Consigna A
En la nota sobre los aficionados bosnios en Toronto, ¿qué cánticos se viralizaron rápidamente?
Consigna B
Retoma, por favor, la nota sobre los aficionados bosnios en Toronto y continúala a partir de su última oración.

Fragmento seleccionado
————————

Fue antes del partido de su selección nacional ante Canadá por el Grupo B en el Mundial 2026
La previa del encuentro entre Bosnia y Herzegovina y Canadá por el Mundial de la FIFA 2026 estuvo marcada por una manifestación protagonizada por aficionados bosnios que marcharon hacia el estadio en Toronto mientras coreaban consignas de apoyo a Palestina y exhibían banderas palestinas.
Las imágenes, difundidas ampliamente en redes sociales, mostraron a centenares de simpatizantes avanzando por las calles de la ciudad canadiense en un ambiente festivo, aunque cargado de contenido político. Los cánticos de “Palestina, Palestina” se viralizaron rápidamente y generaron repercusión internacional en una Copa del Mundo que ya había comenzado bajo la influencia de debates y tensiones geopolíticas.
Una manifestación que trascendió lo deportivo
La movilización de los hinchas bosnios se produjo en un contexto internacional particularmente sensible debido a la guerra en Gaza y las crecientes demandas de distintos sectores para que los organismos deportivos adopten posiciones frente al conflicto.
Si bien la marcha no estuvo vinculada oficialmente con la Federación de Fútbol de Bosnia y Herzegovina ni con la delegación de la selección nacional, reflejó una postura compartida por parte de algunos grupos de aficionados que decidieron expresar públicamente su respaldo a la causa palestina durante el evento deportivo más importantes del planeta.
Las escenas registradas en Toronto evidenciaron cómo el Mundial 2026 se ha convertido también en una plataforma de visibilidad para distintas reivindicaciones políticas y sociales.

Protestas contra la FIFA por su relación con Israel
La manifestación de los aficionados bosnios coincidió con otras acciones de protesta desarrolladas en Toronto durante la jornada.
Diversos grupos de activistas desplegaron pancartas y realizaron concentraciones para reclamar que la FIFA adopte medidas contra Israel. Entre las consignas más difundidas apareció el mensaje “Kick Israel out of FIFA” (“Expulsen a Israel de la FIFA”), una campaña que ha ganado notoriedad en distintos países desde el recrudecimiento del conflicto en Medio Oriente.
Los organizadores de estas protestas sostienen que el máximo organismo del fútbol mundial debería aplicar criterios similares a los utilizados en otros conflictos internacionales. Por su parte, la FIFA ha evitado pronunciamientos de carácter político y mantiene su postura tradicional de separar las disputas geopolíticas de las competiciones deportivas.

————————

Material proporcionado
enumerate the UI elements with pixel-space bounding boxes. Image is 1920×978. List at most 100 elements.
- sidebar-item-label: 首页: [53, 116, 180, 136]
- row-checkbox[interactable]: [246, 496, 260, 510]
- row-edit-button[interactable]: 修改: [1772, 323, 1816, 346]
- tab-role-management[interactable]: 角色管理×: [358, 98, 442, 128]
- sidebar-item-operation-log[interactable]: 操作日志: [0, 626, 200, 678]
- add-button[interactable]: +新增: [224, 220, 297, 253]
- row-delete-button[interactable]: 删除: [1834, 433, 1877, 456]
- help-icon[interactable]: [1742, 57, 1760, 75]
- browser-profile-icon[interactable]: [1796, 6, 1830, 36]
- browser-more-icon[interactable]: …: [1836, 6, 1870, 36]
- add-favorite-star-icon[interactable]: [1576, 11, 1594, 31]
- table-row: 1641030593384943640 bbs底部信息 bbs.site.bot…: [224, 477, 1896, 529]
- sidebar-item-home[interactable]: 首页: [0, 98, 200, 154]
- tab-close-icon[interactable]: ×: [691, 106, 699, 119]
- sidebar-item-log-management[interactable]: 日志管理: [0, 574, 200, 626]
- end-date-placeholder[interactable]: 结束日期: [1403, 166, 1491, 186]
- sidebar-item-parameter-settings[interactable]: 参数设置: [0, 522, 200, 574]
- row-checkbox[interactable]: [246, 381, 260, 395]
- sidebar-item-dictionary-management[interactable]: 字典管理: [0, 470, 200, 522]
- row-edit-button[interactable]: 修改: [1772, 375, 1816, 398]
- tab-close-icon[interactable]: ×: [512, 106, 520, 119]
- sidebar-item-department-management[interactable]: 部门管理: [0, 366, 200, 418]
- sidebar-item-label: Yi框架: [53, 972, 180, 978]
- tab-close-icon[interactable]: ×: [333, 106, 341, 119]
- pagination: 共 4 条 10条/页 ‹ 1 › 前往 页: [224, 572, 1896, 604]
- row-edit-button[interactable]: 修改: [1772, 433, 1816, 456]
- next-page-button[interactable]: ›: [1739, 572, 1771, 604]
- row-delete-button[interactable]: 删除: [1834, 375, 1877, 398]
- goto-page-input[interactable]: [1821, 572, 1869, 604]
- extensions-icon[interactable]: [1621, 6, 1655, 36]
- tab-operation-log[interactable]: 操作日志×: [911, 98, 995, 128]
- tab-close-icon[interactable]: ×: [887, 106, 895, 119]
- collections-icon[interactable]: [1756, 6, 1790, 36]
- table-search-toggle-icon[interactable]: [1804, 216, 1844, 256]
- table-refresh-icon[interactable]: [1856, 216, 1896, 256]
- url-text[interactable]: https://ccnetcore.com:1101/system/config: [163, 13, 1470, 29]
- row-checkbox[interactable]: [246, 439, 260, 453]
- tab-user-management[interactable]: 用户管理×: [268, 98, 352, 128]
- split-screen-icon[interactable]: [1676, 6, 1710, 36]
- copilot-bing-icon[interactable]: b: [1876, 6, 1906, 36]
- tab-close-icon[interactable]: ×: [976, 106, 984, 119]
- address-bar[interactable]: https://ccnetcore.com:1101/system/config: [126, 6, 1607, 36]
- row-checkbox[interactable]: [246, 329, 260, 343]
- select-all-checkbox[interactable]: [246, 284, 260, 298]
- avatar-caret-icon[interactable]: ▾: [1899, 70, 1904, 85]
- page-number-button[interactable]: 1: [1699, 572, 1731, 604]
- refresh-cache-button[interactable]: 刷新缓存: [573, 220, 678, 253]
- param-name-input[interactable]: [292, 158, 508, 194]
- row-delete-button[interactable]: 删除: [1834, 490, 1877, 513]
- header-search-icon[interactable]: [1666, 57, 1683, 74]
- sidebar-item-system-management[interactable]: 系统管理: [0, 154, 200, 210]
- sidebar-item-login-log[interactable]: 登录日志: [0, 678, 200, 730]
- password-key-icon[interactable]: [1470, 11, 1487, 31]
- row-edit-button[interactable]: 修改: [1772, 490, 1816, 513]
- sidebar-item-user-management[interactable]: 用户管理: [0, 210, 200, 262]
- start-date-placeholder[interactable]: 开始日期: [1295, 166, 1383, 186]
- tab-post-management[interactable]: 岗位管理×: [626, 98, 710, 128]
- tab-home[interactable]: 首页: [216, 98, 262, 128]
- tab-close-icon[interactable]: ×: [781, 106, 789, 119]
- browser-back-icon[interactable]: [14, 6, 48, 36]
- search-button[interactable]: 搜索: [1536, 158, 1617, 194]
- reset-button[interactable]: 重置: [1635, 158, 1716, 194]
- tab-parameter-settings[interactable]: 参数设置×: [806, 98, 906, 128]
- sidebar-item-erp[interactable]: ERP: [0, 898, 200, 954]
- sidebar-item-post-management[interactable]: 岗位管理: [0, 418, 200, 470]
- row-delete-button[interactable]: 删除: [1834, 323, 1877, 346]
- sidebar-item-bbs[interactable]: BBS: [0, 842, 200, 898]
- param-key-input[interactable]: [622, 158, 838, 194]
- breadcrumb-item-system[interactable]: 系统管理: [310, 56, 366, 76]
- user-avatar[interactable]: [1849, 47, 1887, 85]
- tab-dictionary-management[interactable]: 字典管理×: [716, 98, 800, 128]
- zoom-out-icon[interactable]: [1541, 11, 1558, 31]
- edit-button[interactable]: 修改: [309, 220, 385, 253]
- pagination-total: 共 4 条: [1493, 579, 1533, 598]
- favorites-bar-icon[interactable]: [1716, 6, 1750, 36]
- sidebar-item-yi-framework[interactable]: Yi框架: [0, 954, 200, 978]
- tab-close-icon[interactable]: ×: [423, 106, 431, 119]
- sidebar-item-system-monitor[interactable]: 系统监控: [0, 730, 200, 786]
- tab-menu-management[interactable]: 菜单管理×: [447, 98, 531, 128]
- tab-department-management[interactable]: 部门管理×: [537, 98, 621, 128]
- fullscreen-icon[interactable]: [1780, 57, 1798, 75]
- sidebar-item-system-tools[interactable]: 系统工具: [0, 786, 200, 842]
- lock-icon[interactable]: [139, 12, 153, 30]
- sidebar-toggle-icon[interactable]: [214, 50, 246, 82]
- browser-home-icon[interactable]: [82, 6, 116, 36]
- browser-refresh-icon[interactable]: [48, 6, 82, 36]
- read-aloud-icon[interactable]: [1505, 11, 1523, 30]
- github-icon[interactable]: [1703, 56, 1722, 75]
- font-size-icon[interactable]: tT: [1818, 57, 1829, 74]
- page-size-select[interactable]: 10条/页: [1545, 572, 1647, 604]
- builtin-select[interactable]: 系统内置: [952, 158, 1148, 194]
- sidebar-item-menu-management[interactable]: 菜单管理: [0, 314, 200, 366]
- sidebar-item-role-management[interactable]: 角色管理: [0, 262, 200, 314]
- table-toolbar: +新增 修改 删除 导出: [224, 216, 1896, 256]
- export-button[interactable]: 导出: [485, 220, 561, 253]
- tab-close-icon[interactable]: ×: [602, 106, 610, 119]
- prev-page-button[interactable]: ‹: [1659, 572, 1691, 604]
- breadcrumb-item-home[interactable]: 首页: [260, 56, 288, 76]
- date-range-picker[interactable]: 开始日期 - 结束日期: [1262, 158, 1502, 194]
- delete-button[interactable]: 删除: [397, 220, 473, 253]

————————

Respuesta esperada A
Los cánticos de “Palestina, Palestina”.

Respuesta esperada B
Bosnia, Palestina y un vínculo de empatía histórica
El apoyo a Palestina expresado por sectores de la afición bosnia encuentra explicación en diversos factores históricos, culturales y religiosos.
Bosnia y Herzegovina cuenta con una importante población bosníaca musulmana que, en numerosos casos, manifiesta solidaridad con el pueblo palestino. Además, la memoria de la guerra de Bosnia en la década de 1990 continúa siendo un elemento de referencia para muchos ciudadanos que establecen paralelismos entre experiencias de conflicto, desplazamiento y sufrimiento humanitario.
Sin incidentes dentro del estadio
A pesar de la repercusión generada por la marcha, las autoridades locales no reportaron incidentes graves relacionados con la movilización. El operativo de seguridad se desarrolló con normalidad y el encuentro entre Bosnia y Canadá pudo disputarse sin interrupciones.
Los organizadores del Mundial 2026 han reforzado las medidas de seguridad en todas las sedes ante la posibilidad de manifestaciones vinculadas a conflictos internacionales, conscientes de que la magnitud global del torneo convierte a cada partido en una vitrina de enorme impacto mediático.
El fútbol y la política, una relación imposible de ignorar
Lo ocurrido en Toronto vuelve a poner sobre la mesa un debate recurrente: la relación entre deporte y política. Aunque organismos como la FIFA insisten en preservar la neutralidad de las competiciones, la realidad demuestra que los grandes eventos deportivos suelen convertirse en escenarios donde distintas causas buscan visibilidad.
La marcha de los hinchas bosnios rumbo al estadio para alentar a su selección fue una muestra más de cómo las identidades nacionales, las reivindicaciones sociales y los conflictos internacionales pueden cruzarse con el fútbol, incluso en el marco de una Copa del Mundo.
Mientras Bosnia y Canadá concentraban la atención deportiva dentro del campo de juego, las calles de Toronto recordaron que, para muchos aficionados, el fútbol también puede ser una herramienta para expresar posiciones sobre asuntos que trascienden ampliamente los noventa minutos de partido.